→ **AIM**: Transcribe each record exactly. Include every one.

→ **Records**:

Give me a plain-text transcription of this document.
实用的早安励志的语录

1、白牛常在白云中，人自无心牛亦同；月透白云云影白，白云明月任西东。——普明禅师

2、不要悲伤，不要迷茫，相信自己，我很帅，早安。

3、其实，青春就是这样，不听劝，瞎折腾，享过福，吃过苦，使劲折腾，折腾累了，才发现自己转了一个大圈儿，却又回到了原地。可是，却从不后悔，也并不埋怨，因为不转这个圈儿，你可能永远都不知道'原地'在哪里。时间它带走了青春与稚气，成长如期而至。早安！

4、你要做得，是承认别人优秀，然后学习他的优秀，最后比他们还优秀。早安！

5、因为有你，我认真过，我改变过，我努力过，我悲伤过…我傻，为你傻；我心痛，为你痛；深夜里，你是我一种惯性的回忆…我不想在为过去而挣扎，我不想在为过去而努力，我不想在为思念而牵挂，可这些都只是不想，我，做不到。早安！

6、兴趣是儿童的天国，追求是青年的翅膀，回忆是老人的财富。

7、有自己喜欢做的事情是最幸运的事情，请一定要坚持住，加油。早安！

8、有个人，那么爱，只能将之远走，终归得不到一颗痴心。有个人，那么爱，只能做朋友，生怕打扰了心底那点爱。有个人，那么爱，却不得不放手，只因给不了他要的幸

→ **SOLVED PROBLEM**:
Give me a plain-text transcription of this document.
实用的早安励志的语录

1、白牛常在白云中，人自无心牛亦同；月透白云云影白，白云明月任西东。——普明禅师

2、不要悲伤，不要迷茫，相信自己，我很帅，早安。

3、其实，青春就是这样，不听劝，瞎折腾，享过福，吃过苦，使劲折腾，折腾累了，才发现自己转了一个大圈儿，却又回到了原地。可是，却从不后悔，也并不埋怨，因为不转这个圈儿，你可能永远都不知道'原地'在哪里。时间它带走了青春与稚气，成长如期而至。早安！

4、你要做得，是承认别人优秀，然后学习他的优秀，最后比他们还优秀。早安！

5、因为有你，我认真过，我改变过，我努力过，我悲伤过…我傻，为你傻；我心痛，为你痛；深夜里，你是我一种惯性的回忆…我不想在为过去而挣扎，我不想在为过去而努力，我不想在为思念而牵挂，可这些都只是不想，我，做不到。早安！

6、兴趣是儿童的天国，追求是青年的翅膀，回忆是老人的财富。

7、有自己喜欢做的事情是最幸运的事情，请一定要坚持住，加油。早安！

8、有个人，那么爱，只能将之远走，终归得不到一颗痴心。有个人，那么爱，只能做朋友，生怕打扰了心底那点爱。有个人，那么爱，却不得不放手，只因给不了他要的幸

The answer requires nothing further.